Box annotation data

··········

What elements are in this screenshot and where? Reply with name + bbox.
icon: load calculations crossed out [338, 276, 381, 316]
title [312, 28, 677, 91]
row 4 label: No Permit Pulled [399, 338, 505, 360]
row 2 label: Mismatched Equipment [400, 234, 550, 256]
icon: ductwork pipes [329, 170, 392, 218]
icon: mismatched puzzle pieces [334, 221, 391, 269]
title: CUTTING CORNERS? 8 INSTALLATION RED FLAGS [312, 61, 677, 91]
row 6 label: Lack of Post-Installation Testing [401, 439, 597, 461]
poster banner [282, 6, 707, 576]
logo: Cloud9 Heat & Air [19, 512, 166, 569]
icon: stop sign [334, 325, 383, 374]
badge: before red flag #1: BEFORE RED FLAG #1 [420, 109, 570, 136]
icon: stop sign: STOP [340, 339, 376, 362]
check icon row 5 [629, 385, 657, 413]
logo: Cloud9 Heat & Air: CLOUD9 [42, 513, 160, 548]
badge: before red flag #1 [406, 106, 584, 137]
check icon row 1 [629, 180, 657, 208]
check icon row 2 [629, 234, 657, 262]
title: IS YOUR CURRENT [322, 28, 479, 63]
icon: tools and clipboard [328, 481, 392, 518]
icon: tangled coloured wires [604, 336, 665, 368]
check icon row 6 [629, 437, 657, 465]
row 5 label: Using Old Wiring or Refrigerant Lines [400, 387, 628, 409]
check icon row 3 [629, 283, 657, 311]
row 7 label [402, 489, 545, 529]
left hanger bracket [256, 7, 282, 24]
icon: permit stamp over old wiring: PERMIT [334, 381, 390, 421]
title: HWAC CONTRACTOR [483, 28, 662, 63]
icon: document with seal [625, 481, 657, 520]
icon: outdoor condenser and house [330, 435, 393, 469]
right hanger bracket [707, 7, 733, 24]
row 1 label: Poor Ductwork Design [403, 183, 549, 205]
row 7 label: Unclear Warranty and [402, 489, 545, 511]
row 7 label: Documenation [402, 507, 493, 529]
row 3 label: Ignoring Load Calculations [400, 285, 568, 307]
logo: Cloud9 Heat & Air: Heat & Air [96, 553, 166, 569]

··········

What this task involves:
Return every line of the material above verbatim, without altering anything.

Finished task:
What elements are in this screenshot and where? Reply with name + bbox.
icon: load calculations crossed out [338, 276, 381, 316]
title [312, 28, 677, 91]
row 4 label: No Permit Pulled [399, 338, 505, 360]
row 2 label: Mismatched Equipment [400, 234, 550, 256]
icon: ductwork pipes [329, 170, 392, 218]
icon: mismatched puzzle pieces [334, 221, 391, 269]
title: CUTTING CORNERS? 8 INSTALLATION RED FLAGS [312, 61, 677, 91]
row 6 label: Lack of Post-Installation Testing [401, 439, 597, 461]
poster banner [282, 6, 707, 576]
logo: Cloud9 Heat & Air [19, 512, 166, 569]
icon: stop sign [334, 325, 383, 374]
badge: before red flag #1: BEFORE RED FLAG #1 [420, 109, 570, 136]
icon: stop sign: STOP [340, 339, 376, 362]
check icon row 5 [629, 385, 657, 413]
logo: Cloud9 Heat & Air: CLOUD9 [42, 513, 160, 548]
badge: before red flag #1 [406, 106, 584, 137]
check icon row 1 [629, 180, 657, 208]
check icon row 2 [629, 234, 657, 262]
title: IS YOUR CURRENT [322, 28, 479, 63]
icon: tools and clipboard [328, 481, 392, 518]
icon: tangled coloured wires [604, 336, 665, 368]
check icon row 6 [629, 437, 657, 465]
row 5 label: Using Old Wiring or Refrigerant Lines [400, 387, 628, 409]
check icon row 3 [629, 283, 657, 311]
row 7 label [402, 489, 545, 529]
left hanger bracket [256, 7, 282, 24]
icon: permit stamp over old wiring: PERMIT [334, 381, 390, 421]
title: HWAC CONTRACTOR [483, 28, 662, 63]
icon: document with seal [625, 481, 657, 520]
icon: outdoor condenser and house [330, 435, 393, 469]
right hanger bracket [707, 7, 733, 24]
row 1 label: Poor Ductwork Design [403, 183, 549, 205]
row 7 label: Unclear Warranty and [402, 489, 545, 511]
row 7 label: Documenation [402, 507, 493, 529]
row 3 label: Ignoring Load Calculations [400, 285, 568, 307]
logo: Cloud9 Heat & Air: Heat & Air [96, 553, 166, 569]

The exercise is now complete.